● **Short task**:
What follows are records. Restate all of them word for word.

● **Data provided**:
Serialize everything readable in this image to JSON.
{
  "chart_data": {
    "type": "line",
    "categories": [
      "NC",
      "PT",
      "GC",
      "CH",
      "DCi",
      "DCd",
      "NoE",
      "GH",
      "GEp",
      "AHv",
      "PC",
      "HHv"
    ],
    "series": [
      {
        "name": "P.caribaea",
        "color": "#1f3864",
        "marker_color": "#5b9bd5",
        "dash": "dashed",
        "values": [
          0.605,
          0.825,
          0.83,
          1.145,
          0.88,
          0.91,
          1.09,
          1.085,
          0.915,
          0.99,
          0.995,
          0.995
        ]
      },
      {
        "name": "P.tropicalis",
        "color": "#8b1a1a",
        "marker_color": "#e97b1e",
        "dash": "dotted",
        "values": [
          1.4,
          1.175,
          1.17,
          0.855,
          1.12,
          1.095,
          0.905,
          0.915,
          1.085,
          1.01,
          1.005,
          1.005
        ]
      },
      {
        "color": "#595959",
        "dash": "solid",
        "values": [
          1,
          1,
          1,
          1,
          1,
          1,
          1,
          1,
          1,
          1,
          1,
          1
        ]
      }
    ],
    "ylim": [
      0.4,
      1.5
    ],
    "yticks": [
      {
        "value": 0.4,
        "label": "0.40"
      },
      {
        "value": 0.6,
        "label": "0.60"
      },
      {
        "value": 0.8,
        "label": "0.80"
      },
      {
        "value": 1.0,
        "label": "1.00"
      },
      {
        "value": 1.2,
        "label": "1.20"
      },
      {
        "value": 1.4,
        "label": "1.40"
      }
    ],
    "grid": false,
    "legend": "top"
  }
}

● **Complete output**:
Serialize everything readable in this image to JSON.
{
  "chart_data": {
    "type": "line",
    "categories": [
      "NC",
      "PT",
      "GC",
      "CH",
      "DCi",
      "DCd",
      "NoE",
      "GH",
      "GEp",
      "AHv",
      "PC",
      "HHv"
    ],
    "series": [
      {
        "name": "P.caribaea",
        "color": "#1f3864",
        "marker_color": "#5b9bd5",
        "dash": "dashed",
        "values": [
          0.605,
          0.825,
          0.83,
          1.145,
          0.88,
          0.91,
          1.09,
          1.085,
          0.915,
          0.99,
          0.995,
          0.995
        ]
      },
      {
        "name": "P.tropicalis",
        "color": "#8b1a1a",
        "marker_color": "#e97b1e",
        "dash": "dotted",
        "values": [
          1.4,
          1.175,
          1.17,
          0.855,
          1.12,
          1.095,
          0.905,
          0.915,
          1.085,
          1.01,
          1.005,
          1.005
        ]
      },
      {
        "color": "#595959",
        "dash": "solid",
        "values": [
          1,
          1,
          1,
          1,
          1,
          1,
          1,
          1,
          1,
          1,
          1,
          1
        ]
      }
    ],
    "ylim": [
      0.4,
      1.5
    ],
    "yticks": [
      {
        "value": 0.4,
        "label": "0.40"
      },
      {
        "value": 0.6,
        "label": "0.60"
      },
      {
        "value": 0.8,
        "label": "0.80"
      },
      {
        "value": 1.0,
        "label": "1.00"
      },
      {
        "value": 1.2,
        "label": "1.20"
      },
      {
        "value": 1.4,
        "label": "1.40"
      }
    ],
    "grid": false,
    "legend": "top"
  }
}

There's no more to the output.